* Data entries:

%%

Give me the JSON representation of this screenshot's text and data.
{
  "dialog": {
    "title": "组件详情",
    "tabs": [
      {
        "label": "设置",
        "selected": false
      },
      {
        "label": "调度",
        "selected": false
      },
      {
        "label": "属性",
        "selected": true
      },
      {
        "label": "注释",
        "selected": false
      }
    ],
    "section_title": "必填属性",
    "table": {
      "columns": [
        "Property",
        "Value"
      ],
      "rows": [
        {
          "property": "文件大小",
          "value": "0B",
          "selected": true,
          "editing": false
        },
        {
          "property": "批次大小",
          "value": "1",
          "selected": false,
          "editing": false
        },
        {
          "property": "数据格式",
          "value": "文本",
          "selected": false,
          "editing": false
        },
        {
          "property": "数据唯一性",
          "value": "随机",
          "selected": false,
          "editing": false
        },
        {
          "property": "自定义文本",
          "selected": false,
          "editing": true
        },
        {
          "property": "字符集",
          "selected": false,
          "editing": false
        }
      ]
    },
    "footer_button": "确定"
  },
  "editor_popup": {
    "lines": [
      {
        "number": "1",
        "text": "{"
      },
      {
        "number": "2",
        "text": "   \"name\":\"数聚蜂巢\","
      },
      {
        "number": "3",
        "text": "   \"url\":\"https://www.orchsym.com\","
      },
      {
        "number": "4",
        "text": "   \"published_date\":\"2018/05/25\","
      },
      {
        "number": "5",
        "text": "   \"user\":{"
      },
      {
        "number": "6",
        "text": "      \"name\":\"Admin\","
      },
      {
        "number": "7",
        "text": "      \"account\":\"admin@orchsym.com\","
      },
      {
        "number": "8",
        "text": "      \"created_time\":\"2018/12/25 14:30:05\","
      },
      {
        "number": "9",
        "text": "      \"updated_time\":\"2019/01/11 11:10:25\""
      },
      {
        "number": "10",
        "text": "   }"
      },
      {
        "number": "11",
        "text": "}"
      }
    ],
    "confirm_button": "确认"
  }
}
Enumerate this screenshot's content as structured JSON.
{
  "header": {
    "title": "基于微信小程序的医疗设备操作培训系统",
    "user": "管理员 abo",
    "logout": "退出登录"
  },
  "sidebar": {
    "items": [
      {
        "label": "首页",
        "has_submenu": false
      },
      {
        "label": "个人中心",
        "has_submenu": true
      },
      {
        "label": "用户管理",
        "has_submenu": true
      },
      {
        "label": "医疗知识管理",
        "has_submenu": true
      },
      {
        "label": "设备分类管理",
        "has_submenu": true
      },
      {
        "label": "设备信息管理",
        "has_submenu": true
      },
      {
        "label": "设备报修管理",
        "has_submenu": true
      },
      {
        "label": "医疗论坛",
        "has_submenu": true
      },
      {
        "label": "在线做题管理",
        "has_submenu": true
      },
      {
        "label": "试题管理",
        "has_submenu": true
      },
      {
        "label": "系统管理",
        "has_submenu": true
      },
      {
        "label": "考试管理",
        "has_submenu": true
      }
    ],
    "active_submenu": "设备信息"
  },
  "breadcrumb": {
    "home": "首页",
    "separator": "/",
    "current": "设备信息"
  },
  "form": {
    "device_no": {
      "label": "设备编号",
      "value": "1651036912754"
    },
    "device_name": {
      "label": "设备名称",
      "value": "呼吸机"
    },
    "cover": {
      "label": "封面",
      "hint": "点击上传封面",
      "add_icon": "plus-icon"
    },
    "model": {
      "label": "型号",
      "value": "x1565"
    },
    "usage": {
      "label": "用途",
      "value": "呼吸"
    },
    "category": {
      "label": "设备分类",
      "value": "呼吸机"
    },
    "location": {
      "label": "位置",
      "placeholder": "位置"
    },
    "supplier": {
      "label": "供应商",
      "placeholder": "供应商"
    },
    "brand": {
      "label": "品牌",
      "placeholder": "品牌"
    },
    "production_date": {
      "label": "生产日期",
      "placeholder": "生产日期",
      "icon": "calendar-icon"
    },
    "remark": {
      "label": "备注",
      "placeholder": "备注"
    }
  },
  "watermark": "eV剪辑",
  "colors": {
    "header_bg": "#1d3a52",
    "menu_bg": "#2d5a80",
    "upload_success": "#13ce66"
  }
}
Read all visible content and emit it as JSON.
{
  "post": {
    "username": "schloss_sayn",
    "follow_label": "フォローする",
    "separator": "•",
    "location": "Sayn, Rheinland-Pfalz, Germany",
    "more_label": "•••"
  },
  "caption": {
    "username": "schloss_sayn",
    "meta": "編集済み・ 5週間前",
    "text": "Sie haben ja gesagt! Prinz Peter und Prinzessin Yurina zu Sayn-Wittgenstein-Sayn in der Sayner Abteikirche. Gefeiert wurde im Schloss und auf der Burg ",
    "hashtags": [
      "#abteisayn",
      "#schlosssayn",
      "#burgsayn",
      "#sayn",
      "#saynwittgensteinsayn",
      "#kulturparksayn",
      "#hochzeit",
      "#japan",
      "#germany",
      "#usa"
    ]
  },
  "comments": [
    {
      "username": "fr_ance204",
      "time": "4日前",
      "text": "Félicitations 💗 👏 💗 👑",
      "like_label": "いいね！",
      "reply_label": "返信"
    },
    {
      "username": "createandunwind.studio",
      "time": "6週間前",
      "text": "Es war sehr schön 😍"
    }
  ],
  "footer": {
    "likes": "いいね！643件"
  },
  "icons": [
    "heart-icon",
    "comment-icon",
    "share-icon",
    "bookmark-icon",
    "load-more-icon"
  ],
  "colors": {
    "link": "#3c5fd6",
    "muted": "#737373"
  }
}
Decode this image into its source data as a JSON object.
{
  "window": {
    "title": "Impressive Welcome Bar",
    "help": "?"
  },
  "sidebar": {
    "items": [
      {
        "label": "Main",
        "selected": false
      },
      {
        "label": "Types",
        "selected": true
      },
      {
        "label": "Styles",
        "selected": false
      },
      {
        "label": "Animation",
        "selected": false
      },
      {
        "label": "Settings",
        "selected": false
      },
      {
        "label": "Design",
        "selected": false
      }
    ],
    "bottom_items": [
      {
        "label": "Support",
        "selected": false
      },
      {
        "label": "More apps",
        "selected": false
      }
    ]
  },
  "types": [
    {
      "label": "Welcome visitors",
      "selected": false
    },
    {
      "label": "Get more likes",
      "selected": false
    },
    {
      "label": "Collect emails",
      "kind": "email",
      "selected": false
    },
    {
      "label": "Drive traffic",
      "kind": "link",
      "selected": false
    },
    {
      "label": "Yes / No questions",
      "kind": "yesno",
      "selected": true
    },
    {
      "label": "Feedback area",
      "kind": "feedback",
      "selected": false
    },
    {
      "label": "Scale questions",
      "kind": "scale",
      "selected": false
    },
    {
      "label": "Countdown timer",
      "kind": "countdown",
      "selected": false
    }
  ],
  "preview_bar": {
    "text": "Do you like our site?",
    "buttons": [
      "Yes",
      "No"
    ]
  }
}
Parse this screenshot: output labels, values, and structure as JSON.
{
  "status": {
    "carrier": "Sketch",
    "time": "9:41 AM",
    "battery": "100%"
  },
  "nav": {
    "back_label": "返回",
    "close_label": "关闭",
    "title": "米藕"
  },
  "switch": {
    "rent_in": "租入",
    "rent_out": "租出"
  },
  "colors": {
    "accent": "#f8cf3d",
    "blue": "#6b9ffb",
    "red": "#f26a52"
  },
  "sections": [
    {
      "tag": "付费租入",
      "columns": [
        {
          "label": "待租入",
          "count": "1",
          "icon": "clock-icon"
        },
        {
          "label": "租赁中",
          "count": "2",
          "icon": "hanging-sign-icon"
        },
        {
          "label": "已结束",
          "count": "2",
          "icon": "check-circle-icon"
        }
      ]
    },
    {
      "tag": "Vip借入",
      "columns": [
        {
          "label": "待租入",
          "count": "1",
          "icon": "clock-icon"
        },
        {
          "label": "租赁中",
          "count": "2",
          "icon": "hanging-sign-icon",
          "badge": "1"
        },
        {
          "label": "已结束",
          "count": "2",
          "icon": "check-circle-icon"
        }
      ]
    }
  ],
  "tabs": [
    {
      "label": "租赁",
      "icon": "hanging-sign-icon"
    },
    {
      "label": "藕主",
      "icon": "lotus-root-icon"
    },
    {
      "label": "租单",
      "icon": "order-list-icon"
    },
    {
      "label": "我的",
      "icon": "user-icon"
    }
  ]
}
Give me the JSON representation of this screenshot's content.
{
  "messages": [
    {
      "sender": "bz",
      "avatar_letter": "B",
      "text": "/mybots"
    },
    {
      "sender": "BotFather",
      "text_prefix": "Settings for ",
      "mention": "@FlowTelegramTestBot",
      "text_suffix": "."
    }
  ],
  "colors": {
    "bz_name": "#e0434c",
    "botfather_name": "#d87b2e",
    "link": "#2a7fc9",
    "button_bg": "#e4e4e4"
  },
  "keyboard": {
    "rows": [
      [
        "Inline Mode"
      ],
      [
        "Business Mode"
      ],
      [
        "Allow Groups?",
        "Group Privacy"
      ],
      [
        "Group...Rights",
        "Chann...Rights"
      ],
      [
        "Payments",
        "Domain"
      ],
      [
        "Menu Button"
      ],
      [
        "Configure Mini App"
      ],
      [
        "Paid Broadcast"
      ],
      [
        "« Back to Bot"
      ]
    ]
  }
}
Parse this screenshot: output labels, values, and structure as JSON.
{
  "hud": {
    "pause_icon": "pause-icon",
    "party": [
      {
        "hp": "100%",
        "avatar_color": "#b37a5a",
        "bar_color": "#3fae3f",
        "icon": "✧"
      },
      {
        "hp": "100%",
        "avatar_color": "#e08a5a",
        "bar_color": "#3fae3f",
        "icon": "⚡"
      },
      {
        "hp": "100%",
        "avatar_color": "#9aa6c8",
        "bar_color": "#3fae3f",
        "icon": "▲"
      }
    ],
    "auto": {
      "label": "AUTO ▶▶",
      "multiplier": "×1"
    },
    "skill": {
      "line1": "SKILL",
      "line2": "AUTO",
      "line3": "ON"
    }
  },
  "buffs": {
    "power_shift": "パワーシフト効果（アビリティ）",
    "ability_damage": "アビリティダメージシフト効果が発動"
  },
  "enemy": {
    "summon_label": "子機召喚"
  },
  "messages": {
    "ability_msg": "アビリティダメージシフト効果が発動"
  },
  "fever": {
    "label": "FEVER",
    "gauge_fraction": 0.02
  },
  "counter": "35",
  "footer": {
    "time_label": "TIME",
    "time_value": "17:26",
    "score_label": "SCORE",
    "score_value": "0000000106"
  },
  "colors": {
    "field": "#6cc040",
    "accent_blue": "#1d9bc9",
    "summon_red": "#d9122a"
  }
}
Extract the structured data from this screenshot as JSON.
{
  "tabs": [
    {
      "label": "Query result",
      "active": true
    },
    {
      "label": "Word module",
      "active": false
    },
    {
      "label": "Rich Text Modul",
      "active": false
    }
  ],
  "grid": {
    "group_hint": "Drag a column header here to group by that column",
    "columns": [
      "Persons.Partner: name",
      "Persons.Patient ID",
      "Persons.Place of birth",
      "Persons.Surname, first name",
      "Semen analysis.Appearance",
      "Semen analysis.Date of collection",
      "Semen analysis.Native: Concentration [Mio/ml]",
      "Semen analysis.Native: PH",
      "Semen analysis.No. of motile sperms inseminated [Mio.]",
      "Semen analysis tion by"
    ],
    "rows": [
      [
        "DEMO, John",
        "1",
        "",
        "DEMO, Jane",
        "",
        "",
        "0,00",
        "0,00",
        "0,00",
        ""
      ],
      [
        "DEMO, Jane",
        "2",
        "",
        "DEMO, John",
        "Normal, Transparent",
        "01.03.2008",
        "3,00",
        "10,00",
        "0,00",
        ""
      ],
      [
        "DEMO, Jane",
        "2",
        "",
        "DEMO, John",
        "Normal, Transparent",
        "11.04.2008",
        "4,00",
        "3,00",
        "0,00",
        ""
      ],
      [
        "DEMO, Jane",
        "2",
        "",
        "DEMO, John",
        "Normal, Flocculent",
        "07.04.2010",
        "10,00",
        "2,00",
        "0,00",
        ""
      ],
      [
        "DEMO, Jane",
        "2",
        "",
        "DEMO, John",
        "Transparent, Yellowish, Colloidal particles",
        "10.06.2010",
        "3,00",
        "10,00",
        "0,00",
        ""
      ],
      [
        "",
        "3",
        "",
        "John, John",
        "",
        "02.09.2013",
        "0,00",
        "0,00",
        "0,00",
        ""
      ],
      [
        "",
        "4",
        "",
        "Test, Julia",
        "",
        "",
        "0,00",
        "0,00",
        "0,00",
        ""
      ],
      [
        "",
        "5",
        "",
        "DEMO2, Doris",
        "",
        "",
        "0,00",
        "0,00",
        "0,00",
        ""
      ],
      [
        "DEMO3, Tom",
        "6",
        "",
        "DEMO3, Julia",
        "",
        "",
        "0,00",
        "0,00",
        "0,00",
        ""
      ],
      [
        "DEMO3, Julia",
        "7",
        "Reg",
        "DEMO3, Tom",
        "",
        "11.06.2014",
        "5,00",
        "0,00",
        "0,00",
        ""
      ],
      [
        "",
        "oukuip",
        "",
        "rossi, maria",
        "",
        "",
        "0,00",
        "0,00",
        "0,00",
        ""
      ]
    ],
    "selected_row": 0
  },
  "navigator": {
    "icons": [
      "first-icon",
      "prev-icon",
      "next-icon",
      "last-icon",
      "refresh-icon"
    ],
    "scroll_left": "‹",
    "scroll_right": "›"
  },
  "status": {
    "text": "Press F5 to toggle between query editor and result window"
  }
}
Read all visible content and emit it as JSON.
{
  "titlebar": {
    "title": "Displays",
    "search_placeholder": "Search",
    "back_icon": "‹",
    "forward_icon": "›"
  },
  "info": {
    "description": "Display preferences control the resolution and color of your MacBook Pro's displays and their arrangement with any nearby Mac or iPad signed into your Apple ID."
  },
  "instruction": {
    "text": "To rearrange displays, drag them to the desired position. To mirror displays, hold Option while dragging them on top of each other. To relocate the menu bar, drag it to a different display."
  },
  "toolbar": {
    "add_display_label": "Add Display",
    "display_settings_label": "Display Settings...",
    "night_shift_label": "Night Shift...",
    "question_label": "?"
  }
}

%%

* Task objective: Identify and extract each line of the listing that contains "Native".

* Task result:
      "Semen analysis.Native: Concentration [Mio/ml]",
      "Semen analysis.Native: PH",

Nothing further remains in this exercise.